[Raw records]
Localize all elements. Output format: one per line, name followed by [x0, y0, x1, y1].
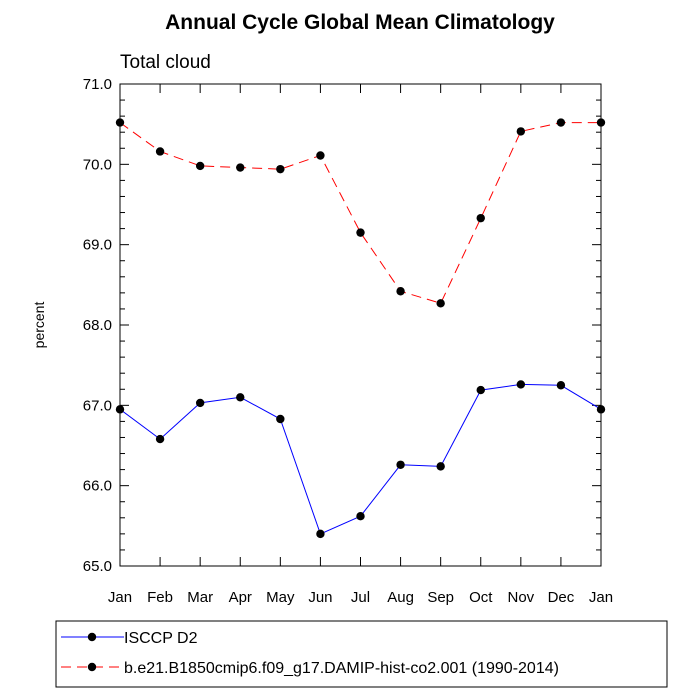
data-point-0: [195, 398, 205, 408]
data-point-1: [236, 163, 245, 172]
legend-marker-1: [87, 662, 97, 672]
y-tick-label: 70.0: [83, 156, 112, 173]
y-tick-label: 68.0: [83, 317, 112, 334]
series-line-0: [119, 383, 602, 535]
legend-entry-1: b.e21.B1850cmip6.f09_g17.DAMIP-hist-co2.…: [124, 660, 559, 677]
x-tick-label: Apr: [229, 589, 252, 606]
x-tick-label: Jun: [308, 589, 332, 606]
data-point-0: [155, 434, 165, 444]
x-tick-label: Nov: [507, 589, 534, 606]
data-point-0: [316, 529, 325, 539]
x-tick-label: Aug: [387, 589, 414, 606]
data-point-0: [276, 414, 285, 424]
series-line-1: [119, 122, 601, 304]
data-point-1: [316, 151, 325, 160]
plot-frame: [119, 83, 602, 567]
data-point-1: [195, 161, 205, 171]
legend-entry-0: ISCCP D2: [124, 630, 198, 647]
series-layer: [115, 118, 606, 539]
data-point-0: [356, 511, 365, 521]
data-point-1: [476, 213, 485, 223]
x-tick-label: May: [266, 589, 295, 606]
axis-ticks: [119, 83, 602, 567]
y-tick-label: 69.0: [83, 237, 112, 254]
y-axis-label: percent: [31, 302, 47, 349]
chart-subtitle: Total cloud: [120, 52, 211, 73]
legend: ISCCP D2 b.e21.B1850cmip6.f09_g17.DAMIP-h…: [61, 630, 559, 677]
tick-labels: 65.0 66.0 67.0 68.0 69.0 70.0 71.0 Jan Feb Mar Apr…: [83, 76, 613, 606]
data-point-0: [556, 381, 566, 390]
x-tick-label: Mar: [187, 589, 213, 606]
data-point-0: [236, 393, 245, 402]
chart-title: Annual Cycle Global Mean Climatology: [165, 11, 555, 34]
y-tick-label: 67.0: [83, 397, 112, 414]
x-tick-label: Jan: [108, 589, 132, 606]
data-point-1: [516, 127, 526, 136]
legend-marker-0: [87, 632, 97, 642]
y-tick-label: 71.0: [83, 76, 112, 93]
x-tick-label: Feb: [147, 589, 173, 606]
data-point-1: [556, 118, 566, 127]
data-point-1: [436, 299, 445, 308]
legend-box: [55, 620, 668, 688]
x-tick-label: Sep: [427, 589, 454, 606]
y-tick-label: 66.0: [83, 478, 112, 495]
x-tick-label: Jul: [351, 589, 370, 606]
data-point-1: [276, 164, 285, 174]
x-tick-label: Dec: [548, 589, 575, 606]
data-point-0: [516, 380, 526, 389]
data-point-1: [396, 287, 405, 296]
data-point-1: [356, 228, 365, 237]
data-point-0: [396, 460, 405, 469]
data-point-0: [476, 385, 485, 395]
data-point-0: [436, 462, 445, 471]
x-tick-label: Oct: [469, 589, 493, 606]
data-point-1: [155, 147, 165, 156]
y-tick-label: 65.0: [83, 558, 112, 575]
x-tick-label: Jan: [589, 589, 613, 606]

• **Task instructions**
Transcribe every line of the rows above, including all the text and numbers, but leave out the pictures.

• **Output of the task**
Localize all elements. Output format: one per line, name followed by [x0, y0, x1, y1].
data-point-0: [195, 398, 205, 408]
data-point-1: [236, 163, 245, 172]
legend-marker-1: [87, 662, 97, 672]
y-tick-label: 70.0: [83, 156, 112, 173]
y-tick-label: 68.0: [83, 317, 112, 334]
series-line-0: [119, 383, 602, 535]
legend-entry-1: b.e21.B1850cmip6.f09_g17.DAMIP-hist-co2.…: [124, 660, 559, 677]
x-tick-label: Apr: [229, 589, 252, 606]
x-tick-label: Jun: [308, 589, 332, 606]
data-point-0: [155, 434, 165, 444]
x-tick-label: Nov: [507, 589, 534, 606]
data-point-0: [316, 529, 325, 539]
x-tick-label: Aug: [387, 589, 414, 606]
data-point-0: [276, 414, 285, 424]
series-line-1: [119, 122, 601, 304]
data-point-1: [316, 151, 325, 160]
plot-frame: [119, 83, 602, 567]
data-point-1: [195, 161, 205, 171]
legend-entry-0: ISCCP D2: [124, 630, 198, 647]
series-layer: [115, 118, 606, 539]
data-point-0: [356, 511, 365, 521]
data-point-1: [476, 213, 485, 223]
x-tick-label: May: [266, 589, 295, 606]
axis-ticks: [119, 83, 602, 567]
y-tick-label: 69.0: [83, 237, 112, 254]
y-axis-label: percent: [31, 302, 47, 349]
chart-subtitle: Total cloud: [120, 52, 211, 73]
legend: ISCCP D2 b.e21.B1850cmip6.f09_g17.DAMIP-h…: [61, 630, 559, 677]
tick-labels: 65.0 66.0 67.0 68.0 69.0 70.0 71.0 Jan Feb Mar Apr…: [83, 76, 613, 606]
data-point-0: [556, 381, 566, 390]
x-tick-label: Mar: [187, 589, 213, 606]
data-point-0: [236, 393, 245, 402]
chart-title: Annual Cycle Global Mean Climatology: [165, 11, 555, 34]
y-tick-label: 67.0: [83, 397, 112, 414]
x-tick-label: Jan: [108, 589, 132, 606]
data-point-1: [516, 127, 526, 136]
legend-marker-0: [87, 632, 97, 642]
y-tick-label: 71.0: [83, 76, 112, 93]
x-tick-label: Feb: [147, 589, 173, 606]
data-point-1: [556, 118, 566, 127]
data-point-1: [436, 299, 445, 308]
legend-box: [55, 620, 668, 688]
x-tick-label: Sep: [427, 589, 454, 606]
y-tick-label: 66.0: [83, 478, 112, 495]
x-tick-label: Jul: [351, 589, 370, 606]
data-point-1: [276, 164, 285, 174]
x-tick-label: Dec: [548, 589, 575, 606]
data-point-0: [516, 380, 526, 389]
data-point-1: [396, 287, 405, 296]
data-point-1: [356, 228, 365, 237]
data-point-0: [396, 460, 405, 469]
data-point-0: [476, 385, 485, 395]
data-point-0: [436, 462, 445, 471]
x-tick-label: Oct: [469, 589, 493, 606]
data-point-1: [155, 147, 165, 156]
y-tick-label: 65.0: [83, 558, 112, 575]
x-tick-label: Jan: [589, 589, 613, 606]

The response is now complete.